• Task statement:
In the entries below, identify every line with the string "bottom" and copy it.

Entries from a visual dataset
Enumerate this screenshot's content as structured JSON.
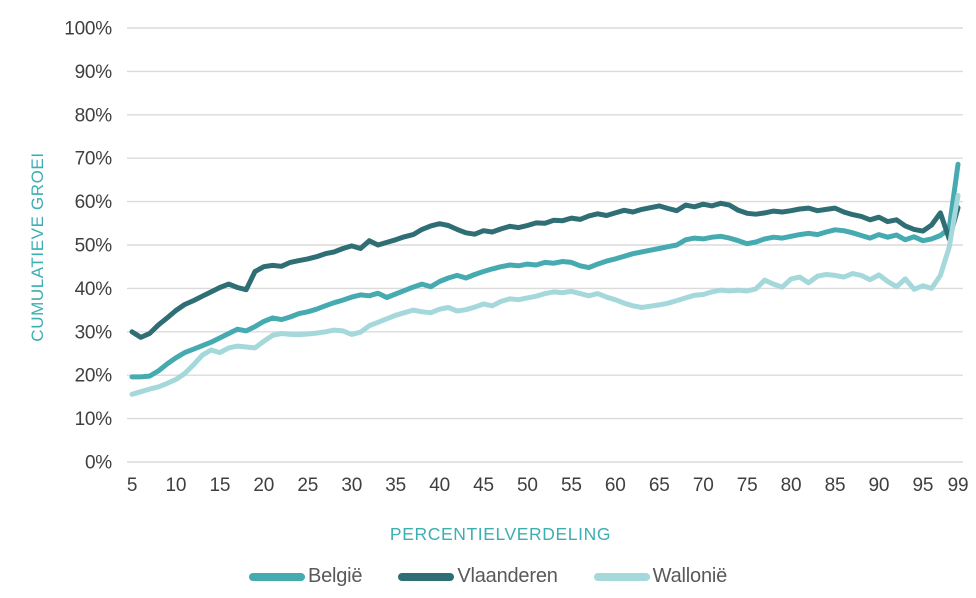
{
  "chart_data": {
    "type": "line",
    "title": "",
    "xlabel": "PERCENTIELVERDELING",
    "ylabel": "CUMULATIEVE GROEI",
    "ylim": [
      0,
      100
    ],
    "y_ticks": [
      0,
      10,
      20,
      30,
      40,
      50,
      60,
      70,
      80,
      90,
      100
    ],
    "y_tick_suffix": "%",
    "x_tick_labels": [
      5,
      10,
      15,
      20,
      25,
      30,
      35,
      40,
      45,
      50,
      55,
      60,
      65,
      70,
      75,
      80,
      85,
      90,
      95,
      99
    ],
    "grid": "horizontal-only",
    "legend_position": "bottom",
    "colors": {
      "axis_title": "#3CAEB4",
      "tick_label": "#3F3F3F",
      "legend_label": "#58595B",
      "gridline": "#DBDBDB"
    },
    "x": [
      5,
      6,
      7,
      8,
      9,
      10,
      11,
      12,
      13,
      14,
      15,
      16,
      17,
      18,
      19,
      20,
      21,
      22,
      23,
      24,
      25,
      26,
      27,
      28,
      29,
      30,
      31,
      32,
      33,
      34,
      35,
      36,
      37,
      38,
      39,
      40,
      41,
      42,
      43,
      44,
      45,
      46,
      47,
      48,
      49,
      50,
      51,
      52,
      53,
      54,
      55,
      56,
      57,
      58,
      59,
      60,
      61,
      62,
      63,
      64,
      65,
      66,
      67,
      68,
      69,
      70,
      71,
      72,
      73,
      74,
      75,
      76,
      77,
      78,
      79,
      80,
      81,
      82,
      83,
      84,
      85,
      86,
      87,
      88,
      89,
      90,
      91,
      92,
      93,
      94,
      95,
      96,
      97,
      98,
      99
    ],
    "series": [
      {
        "name": "België",
        "key": "belgie",
        "color": "#46ABB0",
        "values": [
          19.6,
          19.6,
          19.8,
          21.0,
          22.6,
          24.0,
          25.2,
          26.0,
          26.8,
          27.6,
          28.6,
          29.6,
          30.6,
          30.2,
          31.2,
          32.4,
          33.2,
          32.8,
          33.4,
          34.2,
          34.6,
          35.2,
          36.0,
          36.7,
          37.3,
          38.0,
          38.5,
          38.3,
          38.9,
          37.9,
          38.7,
          39.5,
          40.3,
          41.0,
          40.4,
          41.6,
          42.4,
          43.0,
          42.4,
          43.2,
          43.9,
          44.5,
          45.0,
          45.4,
          45.2,
          45.6,
          45.4,
          46.0,
          45.8,
          46.2,
          46.0,
          45.2,
          44.8,
          45.6,
          46.3,
          46.8,
          47.4,
          48.0,
          48.4,
          48.8,
          49.2,
          49.6,
          50.0,
          51.2,
          51.6,
          51.4,
          51.8,
          52.0,
          51.6,
          51.0,
          50.3,
          50.7,
          51.4,
          51.8,
          51.6,
          52.0,
          52.4,
          52.7,
          52.4,
          53.0,
          53.5,
          53.3,
          52.8,
          52.2,
          51.6,
          52.4,
          51.8,
          52.3,
          51.2,
          51.9,
          51.0,
          51.4,
          52.2,
          53.8,
          68.6
        ]
      },
      {
        "name": "Vlaanderen",
        "key": "vlaanderen",
        "color": "#2E6E74",
        "values": [
          30.0,
          28.7,
          29.6,
          31.6,
          33.2,
          34.9,
          36.3,
          37.2,
          38.2,
          39.2,
          40.2,
          41.0,
          40.2,
          39.7,
          43.9,
          45.0,
          45.3,
          45.1,
          46.0,
          46.4,
          46.8,
          47.3,
          48.0,
          48.4,
          49.2,
          49.8,
          49.2,
          51.0,
          50.0,
          50.6,
          51.2,
          51.9,
          52.4,
          53.6,
          54.4,
          54.9,
          54.5,
          53.6,
          52.8,
          52.5,
          53.3,
          53.0,
          53.7,
          54.3,
          54.0,
          54.5,
          55.1,
          55.0,
          55.7,
          55.6,
          56.2,
          55.9,
          56.7,
          57.2,
          56.8,
          57.4,
          58.0,
          57.6,
          58.2,
          58.6,
          59.0,
          58.4,
          57.9,
          59.2,
          58.8,
          59.4,
          59.0,
          59.6,
          59.2,
          58.0,
          57.3,
          57.1,
          57.4,
          57.8,
          57.6,
          57.9,
          58.3,
          58.5,
          57.9,
          58.2,
          58.5,
          57.6,
          57.0,
          56.6,
          55.8,
          56.4,
          55.4,
          55.8,
          54.4,
          53.6,
          53.2,
          54.6,
          57.4,
          51.4,
          58.6
        ]
      },
      {
        "name": "Wallonië",
        "key": "wallonie",
        "color": "#A4D8DB",
        "values": [
          15.6,
          16.2,
          16.8,
          17.3,
          18.1,
          19.0,
          20.4,
          22.4,
          24.6,
          25.8,
          25.2,
          26.3,
          26.7,
          26.5,
          26.3,
          27.8,
          29.2,
          29.6,
          29.4,
          29.3,
          29.5,
          29.7,
          30.0,
          30.4,
          30.2,
          29.4,
          29.9,
          31.4,
          32.2,
          33.0,
          33.8,
          34.4,
          35.0,
          34.6,
          34.4,
          35.2,
          35.6,
          34.8,
          35.1,
          35.7,
          36.4,
          36.0,
          37.0,
          37.6,
          37.4,
          37.8,
          38.2,
          38.8,
          39.2,
          39.0,
          39.3,
          38.8,
          38.3,
          38.8,
          38.0,
          37.4,
          36.6,
          36.0,
          35.6,
          35.9,
          36.2,
          36.6,
          37.2,
          37.8,
          38.4,
          38.6,
          39.2,
          39.6,
          39.4,
          39.6,
          39.4,
          39.9,
          41.9,
          41.0,
          40.3,
          42.2,
          42.6,
          41.3,
          42.8,
          43.2,
          43.0,
          42.6,
          43.4,
          43.0,
          42.0,
          43.1,
          41.6,
          40.4,
          42.2,
          39.8,
          40.6,
          40.0,
          43.0,
          49.5,
          61.4
        ]
      }
    ]
  }
}
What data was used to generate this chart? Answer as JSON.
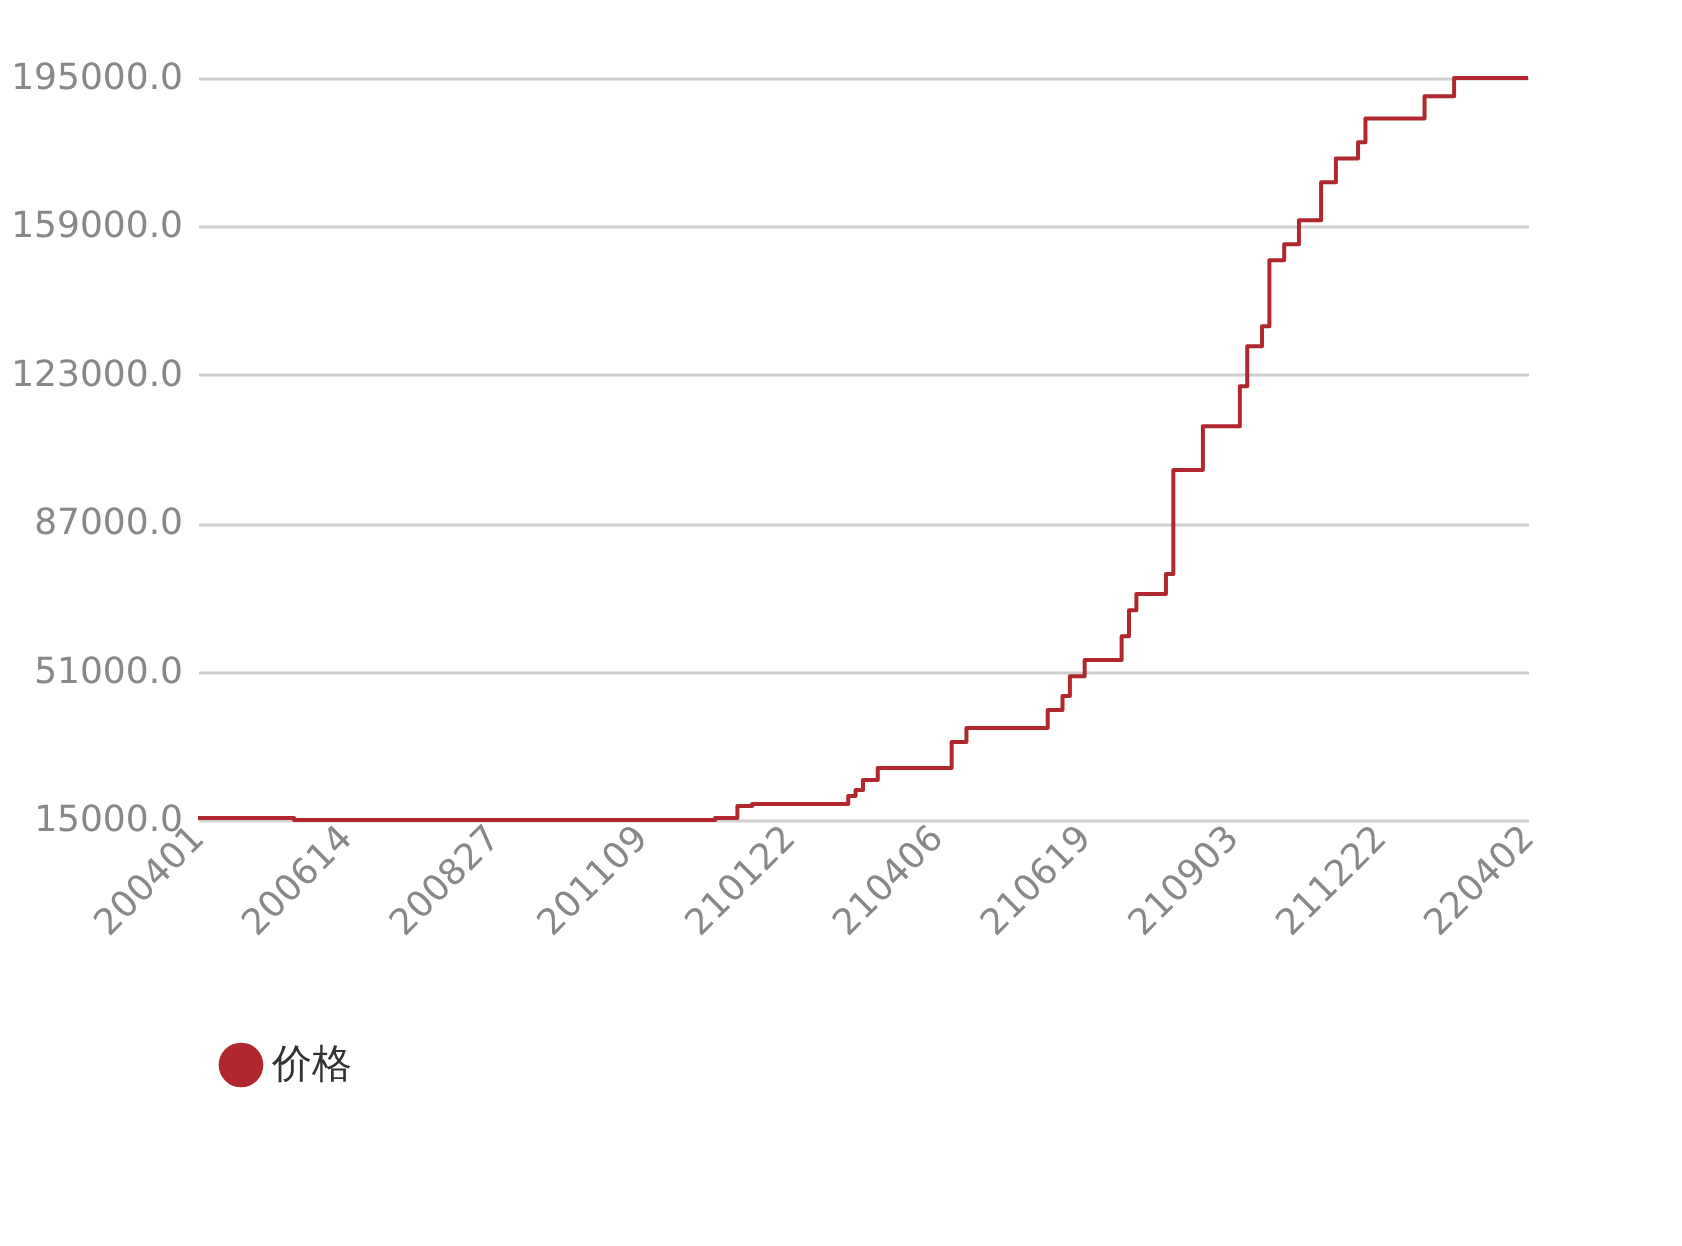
{
  "chart_data": {
    "type": "step",
    "categories": [
      "200401",
      null,
      null,
      null,
      null,
      null,
      null,
      null,
      null,
      null,
      null,
      null,
      null,
      null,
      null,
      null,
      null,
      null,
      null,
      null,
      "200614",
      null,
      null,
      null,
      null,
      null,
      null,
      null,
      null,
      null,
      null,
      null,
      null,
      null,
      null,
      null,
      null,
      null,
      null,
      null,
      "200827",
      null,
      null,
      null,
      null,
      null,
      null,
      null,
      null,
      null,
      null,
      null,
      null,
      null,
      null,
      null,
      null,
      null,
      null,
      null,
      "201109",
      null,
      null,
      null,
      null,
      null,
      null,
      null,
      null,
      null,
      null,
      null,
      null,
      null,
      null,
      null,
      null,
      null,
      null,
      null,
      "210122",
      null,
      null,
      null,
      null,
      null,
      null,
      null,
      null,
      null,
      null,
      null,
      null,
      null,
      null,
      null,
      null,
      null,
      null,
      null,
      "210406",
      null,
      null,
      null,
      null,
      null,
      null,
      null,
      null,
      null,
      null,
      null,
      null,
      null,
      null,
      null,
      null,
      null,
      null,
      null,
      "210619",
      null,
      null,
      null,
      null,
      null,
      null,
      null,
      null,
      null,
      null,
      null,
      null,
      null,
      null,
      null,
      null,
      null,
      null,
      null,
      "210903",
      null,
      null,
      null,
      null,
      null,
      null,
      null,
      null,
      null,
      null,
      null,
      null,
      null,
      null,
      null,
      null,
      null,
      null,
      null,
      "211222",
      null,
      null,
      null,
      null,
      null,
      null,
      null,
      null,
      null,
      null,
      null,
      null,
      null,
      null,
      null,
      null,
      null,
      null,
      null,
      "220402"
    ],
    "series": [
      {
        "name": "价格",
        "color": "#b0282e",
        "values": [
          15500,
          15500,
          15500,
          15500,
          15500,
          15500,
          15500,
          15500,
          15500,
          15500,
          15500,
          15500,
          15500,
          15000,
          15000,
          15000,
          15000,
          15000,
          15000,
          15000,
          15000,
          15000,
          15000,
          15000,
          15000,
          15000,
          15000,
          15000,
          15000,
          15000,
          15000,
          15000,
          15000,
          15000,
          15000,
          15000,
          15000,
          15000,
          15000,
          15000,
          15000,
          15000,
          15000,
          15000,
          15000,
          15000,
          15000,
          15000,
          15000,
          15000,
          15000,
          15000,
          15000,
          15000,
          15000,
          15000,
          15000,
          15000,
          15000,
          15000,
          15000,
          15000,
          15000,
          15000,
          15000,
          15000,
          15000,
          15000,
          15000,
          15000,
          15500,
          15500,
          15500,
          18400,
          18400,
          18900,
          18900,
          18900,
          18900,
          18900,
          18900,
          18900,
          18900,
          18900,
          18900,
          18900,
          18900,
          18900,
          20800,
          22300,
          24700,
          24700,
          27600,
          27600,
          27600,
          27600,
          27600,
          27600,
          27600,
          27600,
          27600,
          27600,
          33900,
          33900,
          37300,
          37300,
          37300,
          37300,
          37300,
          37300,
          37300,
          37300,
          37300,
          37300,
          37300,
          41700,
          41700,
          45100,
          49900,
          49900,
          53800,
          53800,
          53800,
          53800,
          53800,
          59600,
          65900,
          69800,
          69800,
          69800,
          69800,
          74700,
          99900,
          99900,
          99900,
          99900,
          110500,
          110500,
          110500,
          110500,
          110500,
          120200,
          129900,
          129900,
          134800,
          150800,
          150800,
          154700,
          154700,
          160500,
          160500,
          160500,
          169700,
          169700,
          175500,
          175500,
          175500,
          179400,
          185200,
          185200,
          185200,
          185200,
          185200,
          185200,
          185200,
          185200,
          190600,
          190600,
          190600,
          190600,
          195000,
          195000,
          195000,
          195000,
          195000,
          195000,
          195000,
          195000,
          195000,
          195000,
          195000
        ]
      }
    ],
    "ylim": [
      15000,
      195000
    ],
    "yticks": [
      {
        "value": 15000,
        "label": "15000.0"
      },
      {
        "value": 51000,
        "label": "51000.0"
      },
      {
        "value": 87000,
        "label": "87000.0"
      },
      {
        "value": 123000,
        "label": "123000.0"
      },
      {
        "value": 159000,
        "label": "159000.0"
      },
      {
        "value": 195000,
        "label": "195000.0"
      }
    ],
    "grid": "y",
    "legend": "bottom",
    "marker": "none",
    "line_style": "solid"
  }
}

• Response below:
    "legend_position": "bottom",
    "legend": "bottom",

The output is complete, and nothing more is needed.